> [Exercise description]: Report how many lines contain "excerpt", with no other words.

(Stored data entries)

· · · · · · ·

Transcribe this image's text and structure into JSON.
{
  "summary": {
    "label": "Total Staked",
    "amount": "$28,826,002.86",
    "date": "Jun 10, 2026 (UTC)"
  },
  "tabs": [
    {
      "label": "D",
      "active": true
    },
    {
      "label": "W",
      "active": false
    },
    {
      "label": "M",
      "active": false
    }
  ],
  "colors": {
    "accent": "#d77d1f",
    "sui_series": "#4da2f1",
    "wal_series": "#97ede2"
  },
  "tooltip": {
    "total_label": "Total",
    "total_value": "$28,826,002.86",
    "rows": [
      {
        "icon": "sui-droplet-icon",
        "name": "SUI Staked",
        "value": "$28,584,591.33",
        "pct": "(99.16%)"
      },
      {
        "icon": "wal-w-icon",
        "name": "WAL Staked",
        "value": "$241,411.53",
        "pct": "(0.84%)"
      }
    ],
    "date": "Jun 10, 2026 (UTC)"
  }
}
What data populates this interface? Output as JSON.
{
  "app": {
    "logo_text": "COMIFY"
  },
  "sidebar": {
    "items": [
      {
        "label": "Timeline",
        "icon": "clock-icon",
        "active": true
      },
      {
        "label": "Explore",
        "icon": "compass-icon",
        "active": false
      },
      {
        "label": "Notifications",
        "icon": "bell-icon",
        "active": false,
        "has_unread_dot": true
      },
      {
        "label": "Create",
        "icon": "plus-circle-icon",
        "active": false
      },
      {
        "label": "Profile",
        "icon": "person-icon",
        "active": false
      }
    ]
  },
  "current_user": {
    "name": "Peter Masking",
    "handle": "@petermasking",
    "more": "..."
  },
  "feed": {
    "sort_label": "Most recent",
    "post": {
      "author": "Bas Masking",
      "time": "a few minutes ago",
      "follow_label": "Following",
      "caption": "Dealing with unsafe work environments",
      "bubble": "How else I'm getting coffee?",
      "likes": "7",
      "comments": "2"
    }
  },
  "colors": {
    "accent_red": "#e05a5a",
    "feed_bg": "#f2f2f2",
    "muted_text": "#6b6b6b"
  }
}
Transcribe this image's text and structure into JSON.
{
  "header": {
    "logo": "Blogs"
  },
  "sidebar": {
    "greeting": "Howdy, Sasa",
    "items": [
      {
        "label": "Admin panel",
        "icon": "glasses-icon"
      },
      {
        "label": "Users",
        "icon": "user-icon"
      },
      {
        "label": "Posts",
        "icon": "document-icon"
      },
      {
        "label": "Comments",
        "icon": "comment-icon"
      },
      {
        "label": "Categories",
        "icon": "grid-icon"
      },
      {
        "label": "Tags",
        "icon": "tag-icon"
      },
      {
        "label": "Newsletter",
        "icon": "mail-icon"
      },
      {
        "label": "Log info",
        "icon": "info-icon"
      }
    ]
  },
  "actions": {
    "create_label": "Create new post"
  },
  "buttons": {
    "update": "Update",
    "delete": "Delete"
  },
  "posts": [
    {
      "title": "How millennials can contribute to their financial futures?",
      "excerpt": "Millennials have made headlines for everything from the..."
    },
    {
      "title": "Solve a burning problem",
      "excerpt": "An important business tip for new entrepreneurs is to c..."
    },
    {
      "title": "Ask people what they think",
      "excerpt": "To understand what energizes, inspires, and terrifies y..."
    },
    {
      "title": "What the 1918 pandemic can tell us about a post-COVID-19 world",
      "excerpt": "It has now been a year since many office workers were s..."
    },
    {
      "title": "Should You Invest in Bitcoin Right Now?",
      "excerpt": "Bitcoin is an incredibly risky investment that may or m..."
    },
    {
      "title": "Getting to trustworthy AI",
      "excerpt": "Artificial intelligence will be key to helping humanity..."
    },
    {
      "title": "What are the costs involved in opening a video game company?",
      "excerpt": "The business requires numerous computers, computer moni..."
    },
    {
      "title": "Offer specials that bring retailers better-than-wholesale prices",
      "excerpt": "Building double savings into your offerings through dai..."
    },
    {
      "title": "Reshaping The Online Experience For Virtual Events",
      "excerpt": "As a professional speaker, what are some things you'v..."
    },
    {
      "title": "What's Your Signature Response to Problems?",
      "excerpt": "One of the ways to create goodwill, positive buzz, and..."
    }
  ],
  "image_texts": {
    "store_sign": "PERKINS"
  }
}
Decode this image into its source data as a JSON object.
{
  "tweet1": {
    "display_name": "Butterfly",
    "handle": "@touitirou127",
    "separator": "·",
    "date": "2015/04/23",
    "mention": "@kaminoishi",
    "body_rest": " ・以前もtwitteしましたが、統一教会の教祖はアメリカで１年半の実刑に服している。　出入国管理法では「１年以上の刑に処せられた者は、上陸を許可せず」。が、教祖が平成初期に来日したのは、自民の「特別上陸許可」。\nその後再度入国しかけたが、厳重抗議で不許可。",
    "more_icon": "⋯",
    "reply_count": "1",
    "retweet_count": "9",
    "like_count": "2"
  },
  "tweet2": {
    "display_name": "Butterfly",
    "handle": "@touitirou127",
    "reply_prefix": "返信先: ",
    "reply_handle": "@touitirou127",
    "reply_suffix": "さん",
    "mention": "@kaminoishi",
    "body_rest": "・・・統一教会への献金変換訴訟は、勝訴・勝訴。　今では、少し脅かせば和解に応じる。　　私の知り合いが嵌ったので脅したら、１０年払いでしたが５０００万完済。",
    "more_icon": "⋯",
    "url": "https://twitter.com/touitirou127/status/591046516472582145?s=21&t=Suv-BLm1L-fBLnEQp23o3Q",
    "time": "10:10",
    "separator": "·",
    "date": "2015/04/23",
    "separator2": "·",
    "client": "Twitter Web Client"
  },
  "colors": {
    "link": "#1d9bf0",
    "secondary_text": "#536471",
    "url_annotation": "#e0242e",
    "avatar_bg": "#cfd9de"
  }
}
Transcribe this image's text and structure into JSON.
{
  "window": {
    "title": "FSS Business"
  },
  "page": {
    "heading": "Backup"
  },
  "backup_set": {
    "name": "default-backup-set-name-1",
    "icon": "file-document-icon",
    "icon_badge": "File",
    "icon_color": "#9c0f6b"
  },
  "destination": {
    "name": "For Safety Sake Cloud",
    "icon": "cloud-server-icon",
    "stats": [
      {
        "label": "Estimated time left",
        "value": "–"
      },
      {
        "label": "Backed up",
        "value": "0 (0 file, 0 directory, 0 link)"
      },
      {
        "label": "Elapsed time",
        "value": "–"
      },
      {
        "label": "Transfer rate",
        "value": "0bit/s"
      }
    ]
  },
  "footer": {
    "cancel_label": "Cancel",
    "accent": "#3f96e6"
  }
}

· · · · · · ·

> [Answer for this exercise]: 10